== Records for the task ==
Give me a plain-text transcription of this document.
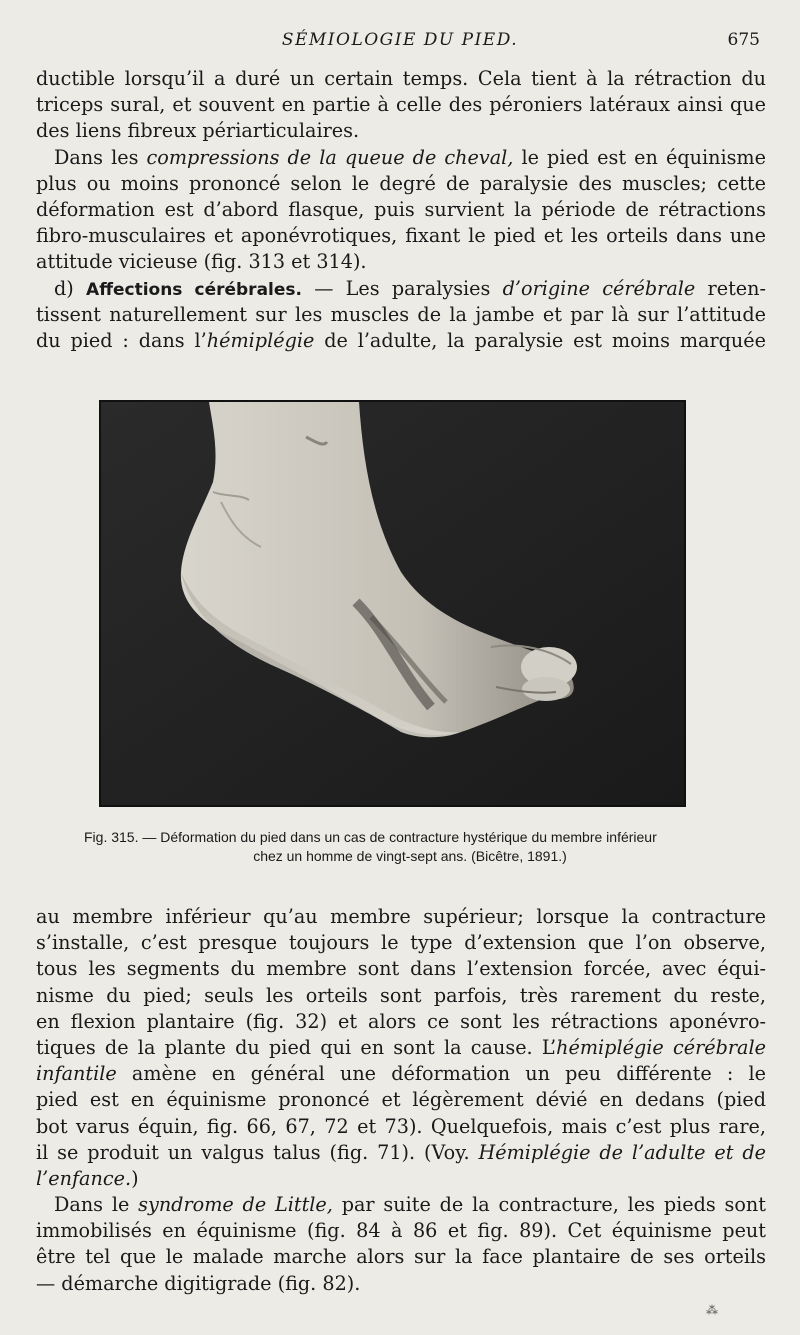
SÉMIOLOGIE DU PIED.	675
ductible lorsqu’il a duré un certain temps. Cela tient à la rétraction du
triceps sural, et souvent en partie à celle des péroniers latéraux ainsi que
des liens fibreux périarticulaires.
Dans les compressions de la queue de cheval, le pied est en équinisme
plus ou moins prononcé selon le degré de paralysie des muscles; cette
déformation est d’abord flasque, puis survient la période de rétractions
fibro-musculaires et aponévrotiques, fixant le pied et les orteils dans une
attitude vicieuse (fig. 313 et 314).
d) Affections cérébrales. — Les paralysies d’origine cérébrale reten-
tissent naturellement sur les muscles de la jambe et par là sur l’attitude
du pied : dans l’hémiplégie de l’adulte, la paralysie est moins marquée
Fig. 315. — Déformation du pied dans un cas de contracture hystérique du membre inférieur
chez un homme de vingt-sept ans. (Bicêtre, 1891.)
au membre inférieur qu’au membre supérieur; lorsque la contracture
s’installe, c’est presque toujours le type d’extension que l’on observe,
tous les segments du membre sont dans l’extension forcée, avec équi-
nisme du pied; seuls les orteils sont parfois, très rarement du reste,
en flexion plantaire (fig. 32) et alors ce sont les rétractions aponévro-
tiques de la plante du pied qui en sont la cause. L’hémiplégie cérébrale
infantile amène en général une déformation un peu différente : le
pied est en équinisme prononcé et légèrement dévié en dedans (pied
bot varus équin, fig. 66, 67, 72 et 73). Quelquefois, mais c’est plus rare,
il se produit un valgus talus (fig. 71). (Voy. Hémiplégie de l’adulte et de
l’enfance.)
Dans le syndrome de Little, par suite de la contracture, les pieds sont
immobilisés en équinisme (fig. 84 à 86 et fig. 89). Cet équinisme peut
être tel que le malade marche alors sur la face plantaire de ses orteils
— démarche digitigrade (fig. 82).
⁂
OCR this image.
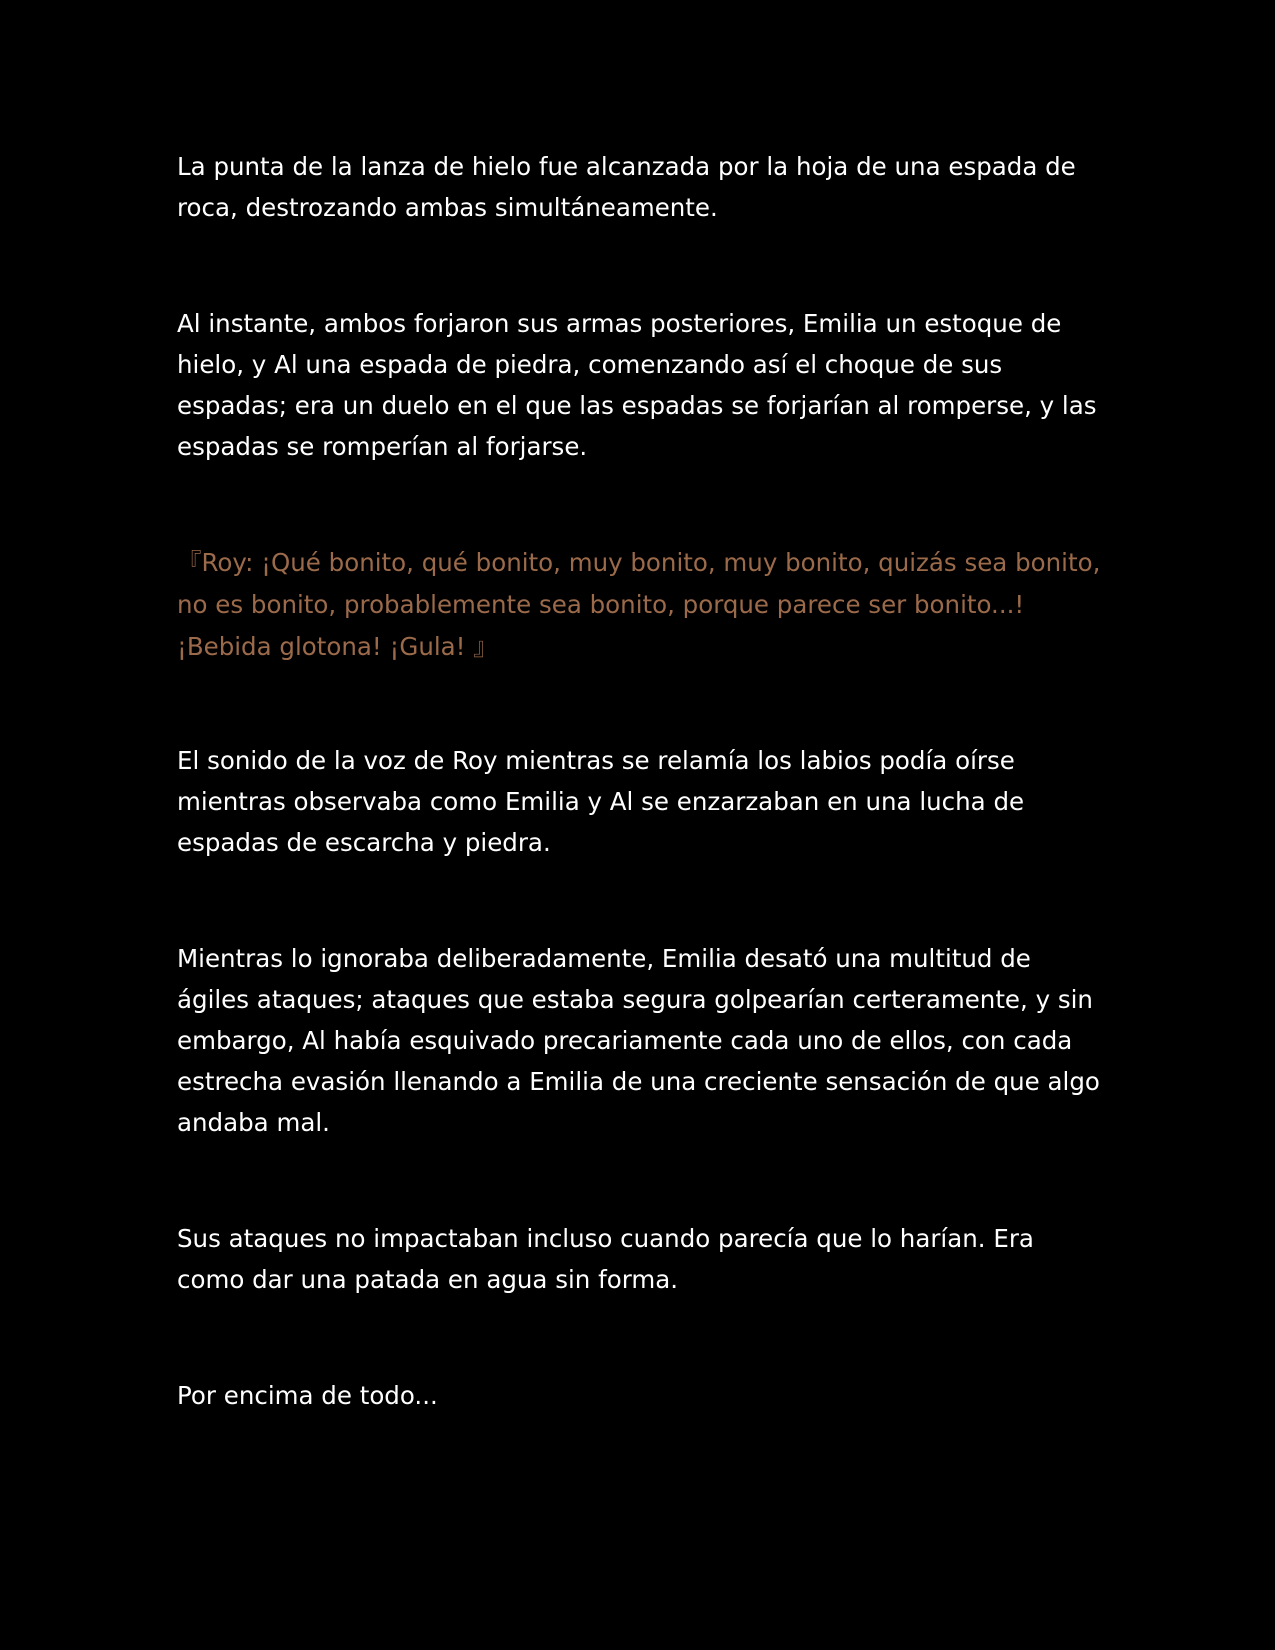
La punta de la lanza de hielo fue alcanzada por la hoja de una espada de roca, destrozando ambas simultáneamente.

Al instante, ambos forjaron sus armas posteriores, Emilia un estoque de hielo, y Al una espada de piedra, comenzando así el choque de sus espadas; era un duelo en el que las espadas se forjarían al romperse, y las espadas se romperían al forjarse.

『Roy: ¡Qué bonito, qué bonito, muy bonito, muy bonito, quizás sea bonito, no es bonito, probablemente sea bonito, porque parece ser bonito...! ¡Bebida glotona! ¡Gula! 』

El sonido de la voz de Roy mientras se relamía los labios podía oírse mientras observaba como Emilia y Al se enzarzaban en una lucha de espadas de escarcha y piedra.

Mientras lo ignoraba deliberadamente, Emilia desató una multitud de ágiles ataques; ataques que estaba segura golpearían certeramente, y sin embargo, Al había esquivado precariamente cada uno de ellos, con cada estrecha evasión llenando a Emilia de una creciente sensación de que algo andaba mal.

Sus ataques no impactaban incluso cuando parecía que lo harían. Era como dar una patada en agua sin forma.

Por encima de todo...
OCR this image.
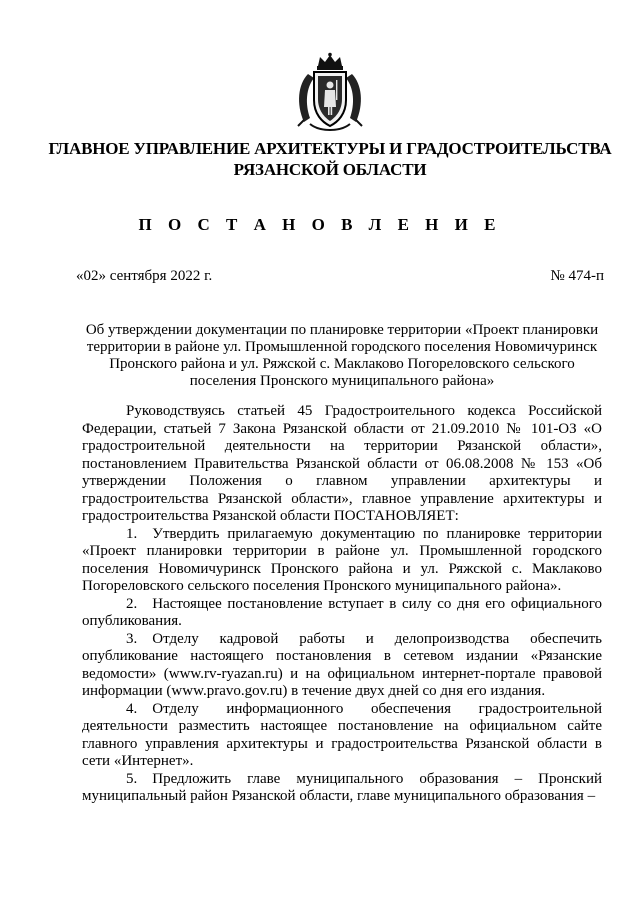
ГЛАВНОЕ УПРАВЛЕНИЕ АРХИТЕКТУРЫ И ГРАДОСТРОИТЕЛЬСТВА
РЯЗАНСКОЙ ОБЛАСТИ
П О С Т А Н О В Л Е Н И Е
«02» сентября 2022 г.	№ 474-п
Об утверждении документации по планировке территории «Проект планировки территории в районе ул. Промышленной городского поселения Новомичуринск Пронского района и ул. Ряжской с. Маклаково Погореловского сельского поселения Пронского муниципального района»

Руководствуясь статьей 45 Градостроительного кодекса Российской Федерации, статьей 7 Закона Рязанской области от 21.09.2010 № 101-ОЗ «О градостроительной деятельности на территории Рязанской области», постановлением Правительства Рязанской области от 06.08.2008 № 153 «Об утверждении Положения о главном управлении архитектуры и градостроительства Рязанской области», главное управление архитектуры и градостроительства Рязанской области ПОСТАНОВЛЯЕТ:

1. Утвердить прилагаемую документацию по планировке территории «Проект планировки территории в районе ул. Промышленной городского поселения Новомичуринск Пронского района и ул. Ряжской с. Маклаково Погореловского сельского поселения Пронского муниципального района».

2. Настоящее постановление вступает в силу со дня его официального опубликования.

3. Отделу кадровой работы и делопроизводства обеспечить опубликование настоящего постановления в сетевом издании «Рязанские ведомости» (www.rv-ryazan.ru) и на официальном интернет-портале правовой информации (www.pravo.gov.ru) в течение двух дней со дня его издания.

4. Отделу информационного обеспечения градостроительной деятельности разместить настоящее постановление на официальном сайте главного управления архитектуры и градостроительства Рязанской области в сети «Интернет».

5. Предложить главе муниципального образования – Пронский муниципальный район Рязанской области, главе муниципального образования –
===
Strip out the images, then output the records above word for word.

→ **Expected output**
Give me a plain-text transcription of this document.
SÉMIOLOGIE DU PIED.	675
ductible lorsqu’il a duré un certain temps. Cela tient à la rétraction du
triceps sural, et souvent en partie à celle des péroniers latéraux ainsi que
des liens fibreux périarticulaires.
Dans les compressions de la queue de cheval, le pied est en équinisme
plus ou moins prononcé selon le degré de paralysie des muscles; cette
déformation est d’abord flasque, puis survient la période de rétractions
fibro-musculaires et aponévrotiques, fixant le pied et les orteils dans une
attitude vicieuse (fig. 313 et 314).
d) Affections cérébrales. — Les paralysies d’origine cérébrale reten-
tissent naturellement sur les muscles de la jambe et par là sur l’attitude
du pied : dans l’hémiplégie de l’adulte, la paralysie est moins marquée
Fig. 315. — Déformation du pied dans un cas de contracture hystérique du membre inférieur
chez un homme de vingt-sept ans. (Bicêtre, 1891.)
au membre inférieur qu’au membre supérieur; lorsque la contracture
s’installe, c’est presque toujours le type d’extension que l’on observe,
tous les segments du membre sont dans l’extension forcée, avec équi-
nisme du pied; seuls les orteils sont parfois, très rarement du reste,
en flexion plantaire (fig. 32) et alors ce sont les rétractions aponévro-
tiques de la plante du pied qui en sont la cause. L’hémiplégie cérébrale
infantile amène en général une déformation un peu différente : le
pied est en équinisme prononcé et légèrement dévié en dedans (pied
bot varus équin, fig. 66, 67, 72 et 73). Quelquefois, mais c’est plus rare,
il se produit un valgus talus (fig. 71). (Voy. Hémiplégie de l’adulte et de
l’enfance.)
Dans le syndrome de Little, par suite de la contracture, les pieds sont
immobilisés en équinisme (fig. 84 à 86 et fig. 89). Cet équinisme peut
être tel que le malade marche alors sur la face plantaire de ses orteils
— démarche digitigrade (fig. 82).
⁂
OCR this image.
La punta de la lanza de hielo fue alcanzada por la hoja de una espada de roca, destrozando ambas simultáneamente.

Al instante, ambos forjaron sus armas posteriores, Emilia un estoque de hielo, y Al una espada de piedra, comenzando así el choque de sus espadas; era un duelo en el que las espadas se forjarían al romperse, y las espadas se romperían al forjarse.

『Roy: ¡Qué bonito, qué bonito, muy bonito, muy bonito, quizás sea bonito, no es bonito, probablemente sea bonito, porque parece ser bonito...! ¡Bebida glotona! ¡Gula! 』

El sonido de la voz de Roy mientras se relamía los labios podía oírse mientras observaba como Emilia y Al se enzarzaban en una lucha de espadas de escarcha y piedra.

Mientras lo ignoraba deliberadamente, Emilia desató una multitud de ágiles ataques; ataques que estaba segura golpearían certeramente, y sin embargo, Al había esquivado precariamente cada uno de ellos, con cada estrecha evasión llenando a Emilia de una creciente sensación de que algo andaba mal.

Sus ataques no impactaban incluso cuando parecía que lo harían. Era como dar una patada en agua sin forma.

Por encima de todo...
OCR this image.
ГЛАВНОЕ УПРАВЛЕНИЕ АРХИТЕКТУРЫ И ГРАДОСТРОИТЕЛЬСТВА
РЯЗАНСКОЙ ОБЛАСТИ
П О С Т А Н О В Л Е Н И Е
«02» сентября 2022 г.	№ 474-п
Об утверждении документации по планировке территории «Проект планировки территории в районе ул. Промышленной городского поселения Новомичуринск Пронского района и ул. Ряжской с. Маклаково Погореловского сельского поселения Пронского муниципального района»

Руководствуясь статьей 45 Градостроительного кодекса Российской Федерации, статьей 7 Закона Рязанской области от 21.09.2010 № 101-ОЗ «О градостроительной деятельности на территории Рязанской области», постановлением Правительства Рязанской области от 06.08.2008 № 153 «Об утверждении Положения о главном управлении архитектуры и градостроительства Рязанской области», главное управление архитектуры и градостроительства Рязанской области ПОСТАНОВЛЯЕТ:

1. Утвердить прилагаемую документацию по планировке территории «Проект планировки территории в районе ул. Промышленной городского поселения Новомичуринск Пронского района и ул. Ряжской с. Маклаково Погореловского сельского поселения Пронского муниципального района».

2. Настоящее постановление вступает в силу со дня его официального опубликования.

3. Отделу кадровой работы и делопроизводства обеспечить опубликование настоящего постановления в сетевом издании «Рязанские ведомости» (www.rv-ryazan.ru) и на официальном интернет-портале правовой информации (www.pravo.gov.ru) в течение двух дней со дня его издания.

4. Отделу информационного обеспечения градостроительной деятельности разместить настоящее постановление на официальном сайте главного управления архитектуры и градостроительства Рязанской области в сети «Интернет».

5. Предложить главе муниципального образования – Пронский муниципальный район Рязанской области, главе муниципального образования –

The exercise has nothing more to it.